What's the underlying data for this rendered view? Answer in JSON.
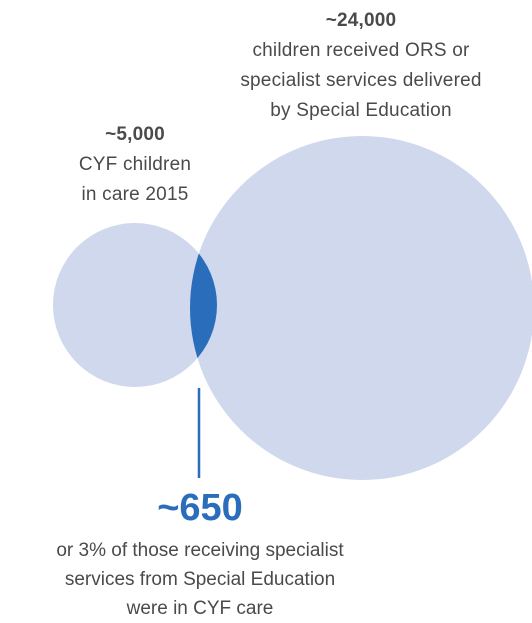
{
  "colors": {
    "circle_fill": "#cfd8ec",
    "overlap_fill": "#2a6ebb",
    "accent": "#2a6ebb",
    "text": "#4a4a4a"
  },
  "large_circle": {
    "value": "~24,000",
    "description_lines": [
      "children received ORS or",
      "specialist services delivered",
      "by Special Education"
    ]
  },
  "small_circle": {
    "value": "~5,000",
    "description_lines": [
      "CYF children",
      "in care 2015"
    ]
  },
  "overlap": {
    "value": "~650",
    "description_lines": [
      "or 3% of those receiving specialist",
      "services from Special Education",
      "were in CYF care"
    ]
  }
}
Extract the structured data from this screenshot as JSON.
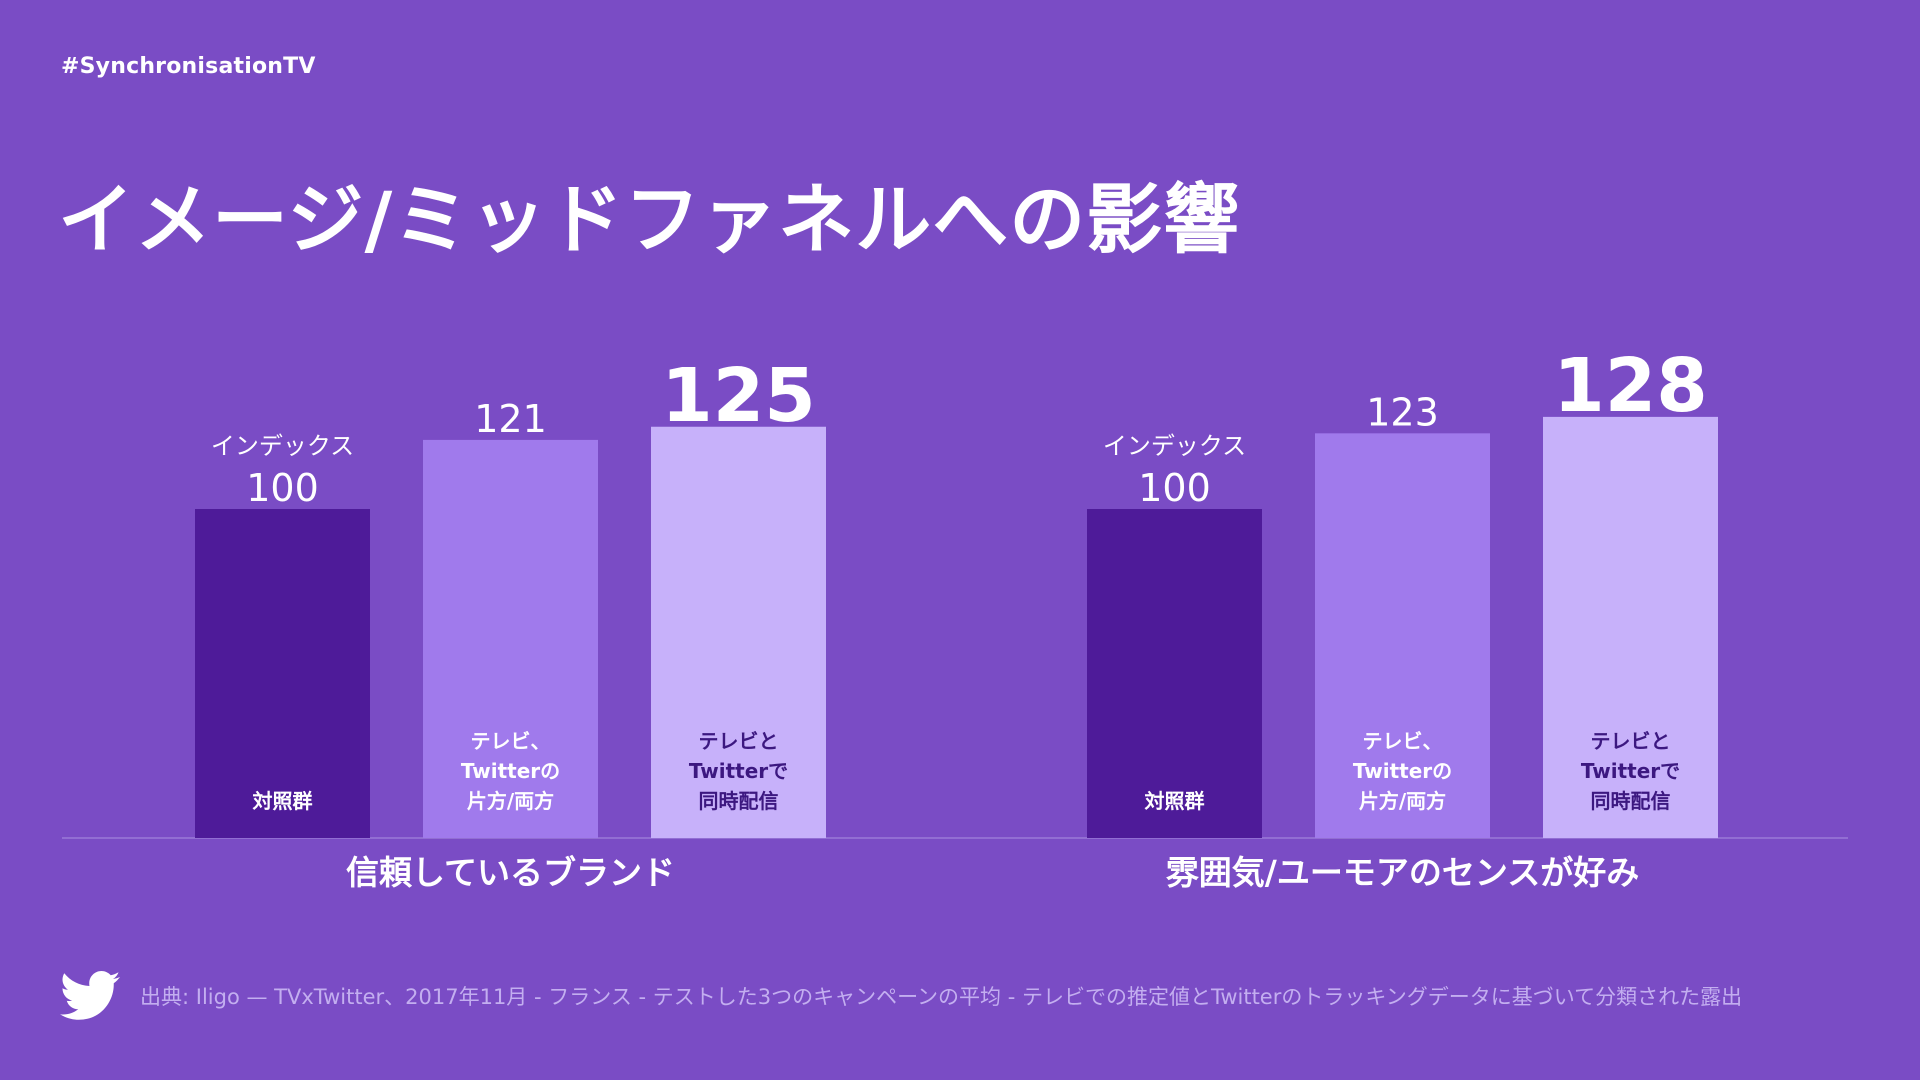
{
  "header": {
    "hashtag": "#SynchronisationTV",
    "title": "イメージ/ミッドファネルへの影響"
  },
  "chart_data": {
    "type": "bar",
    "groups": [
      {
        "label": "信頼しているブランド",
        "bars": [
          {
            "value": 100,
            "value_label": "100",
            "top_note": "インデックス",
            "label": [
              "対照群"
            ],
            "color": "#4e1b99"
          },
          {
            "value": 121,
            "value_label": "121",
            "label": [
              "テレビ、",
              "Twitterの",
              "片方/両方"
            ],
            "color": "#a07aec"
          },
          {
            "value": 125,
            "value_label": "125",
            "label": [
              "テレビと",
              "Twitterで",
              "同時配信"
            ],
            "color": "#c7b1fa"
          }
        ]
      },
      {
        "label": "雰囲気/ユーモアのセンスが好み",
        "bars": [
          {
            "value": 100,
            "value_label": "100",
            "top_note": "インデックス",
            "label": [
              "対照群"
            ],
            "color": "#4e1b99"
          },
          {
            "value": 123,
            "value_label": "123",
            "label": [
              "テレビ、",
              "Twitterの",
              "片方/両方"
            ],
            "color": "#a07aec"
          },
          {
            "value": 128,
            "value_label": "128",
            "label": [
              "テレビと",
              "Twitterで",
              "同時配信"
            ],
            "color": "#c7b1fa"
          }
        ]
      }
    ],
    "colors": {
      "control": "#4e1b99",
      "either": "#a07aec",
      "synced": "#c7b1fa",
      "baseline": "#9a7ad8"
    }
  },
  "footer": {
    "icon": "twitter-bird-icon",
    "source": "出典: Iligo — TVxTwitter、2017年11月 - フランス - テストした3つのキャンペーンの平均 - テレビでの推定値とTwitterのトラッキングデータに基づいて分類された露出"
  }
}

* _Directions_
Pick out and copy the lines of the material that include the word "this".

* _Response to the task_
What's the underlying data for this rendered view? Answer in JSON.
Extract the structured data from this screenshot as JSON.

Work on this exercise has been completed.